### Required task
Transcribe the records exactly. Pictures do not belong in the transcription.

### Entries supplied

════

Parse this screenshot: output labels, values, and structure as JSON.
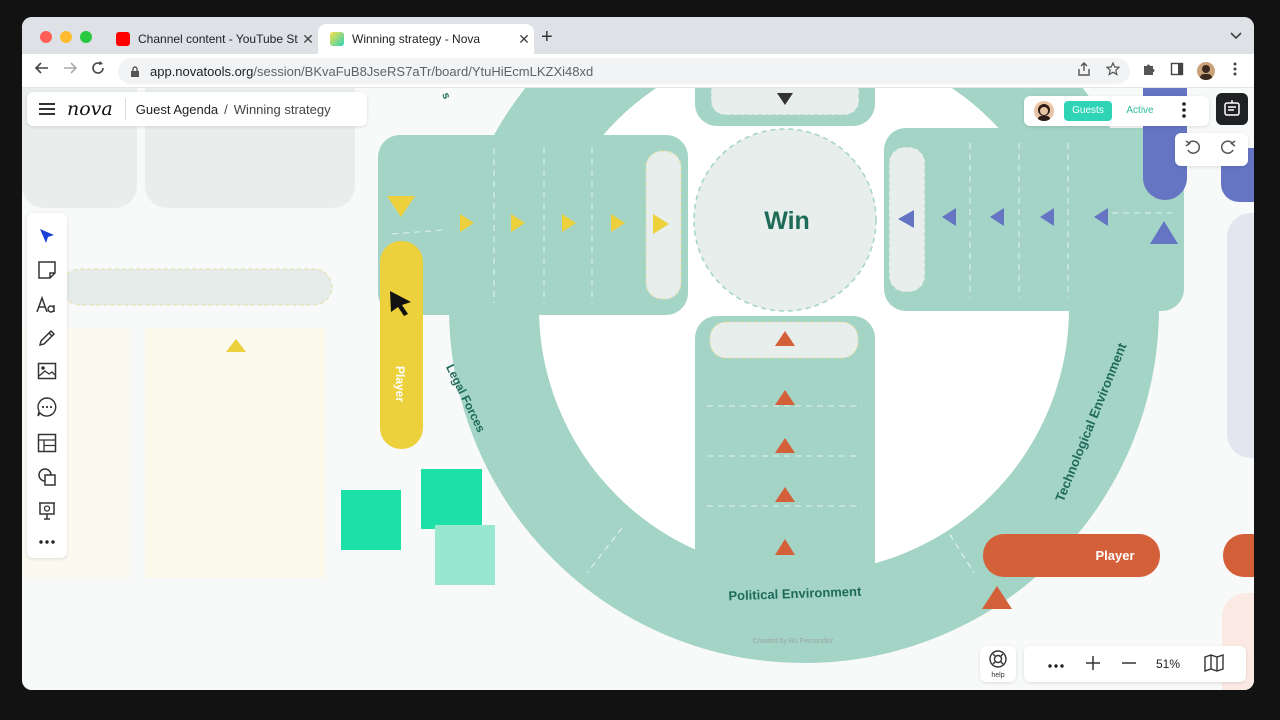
{
  "browser": {
    "tabs": [
      {
        "title": "Channel content - YouTube Stu",
        "close": "✕"
      },
      {
        "title": "Winning strategy - Nova",
        "close": "✕"
      }
    ],
    "new_tab": "+",
    "url_host": "app.novatools.org",
    "url_path": "/session/BKvaFuB8JseRS7aTr/board/YtuHiEcmLKZXi48xd"
  },
  "app": {
    "logo": "nova",
    "breadcrumb_parent": "Guest Agenda",
    "breadcrumb_sep": "/",
    "breadcrumb_current": "Winning strategy",
    "guests_label": "Guests",
    "active_label": "Active",
    "help_label": "help",
    "zoom_level": "51%"
  },
  "board": {
    "center_label": "Win",
    "player_yellow": "Player",
    "player_orange": "Player",
    "ring_labels": {
      "legal": "Legal Forces",
      "political": "Political Environment",
      "technological": "Technological Environment",
      "top_partial": "s"
    },
    "credit": "Created by Ro Fernandez",
    "colors": {
      "ring": "#a3d4c6",
      "yellow": "#ecd13d",
      "orange": "#d4603a",
      "blue": "#6575c4",
      "mint": "#1de0a8",
      "center": "#e7eeec"
    }
  }
}
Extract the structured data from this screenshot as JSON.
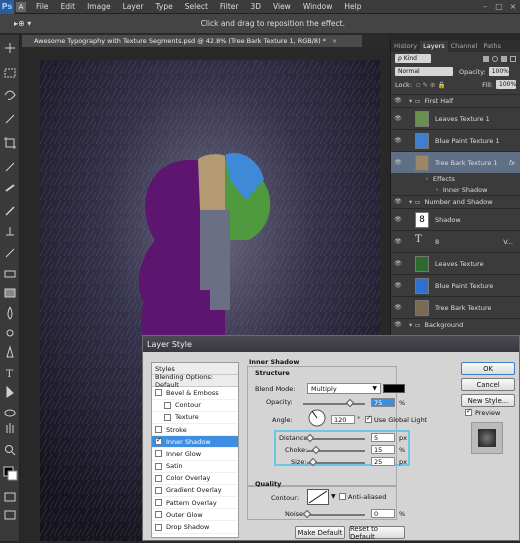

════

### Solved exercise
Parse this screenshot: output labels, values, and structure as JSON.
{
  "browser": {
    "tabs": [
      {
        "title": "Channel content - YouTube Stu",
        "close": "✕"
      },
      {
        "title": "Winning strategy - Nova",
        "close": "✕"
      }
    ],
    "new_tab": "+",
    "url_host": "app.novatools.org",
    "url_path": "/session/BKvaFuB8JseRS7aTr/board/YtuHiEcmLKZXi48xd"
  },
  "app": {
    "logo": "nova",
    "breadcrumb_parent": "Guest Agenda",
    "breadcrumb_sep": "/",
    "breadcrumb_current": "Winning strategy",
    "guests_label": "Guests",
    "active_label": "Active",
    "help_label": "help",
    "zoom_level": "51%"
  },
  "board": {
    "center_label": "Win",
    "player_yellow": "Player",
    "player_orange": "Player",
    "ring_labels": {
      "legal": "Legal Forces",
      "political": "Political Environment",
      "technological": "Technological Environment",
      "top_partial": "s"
    },
    "credit": "Created by Ro Fernandez",
    "colors": {
      "ring": "#a3d4c6",
      "yellow": "#ecd13d",
      "orange": "#d4603a",
      "blue": "#6575c4",
      "mint": "#1de0a8",
      "center": "#e7eeec"
    }
  }
}
Extract the structured data from this screenshot as JSON.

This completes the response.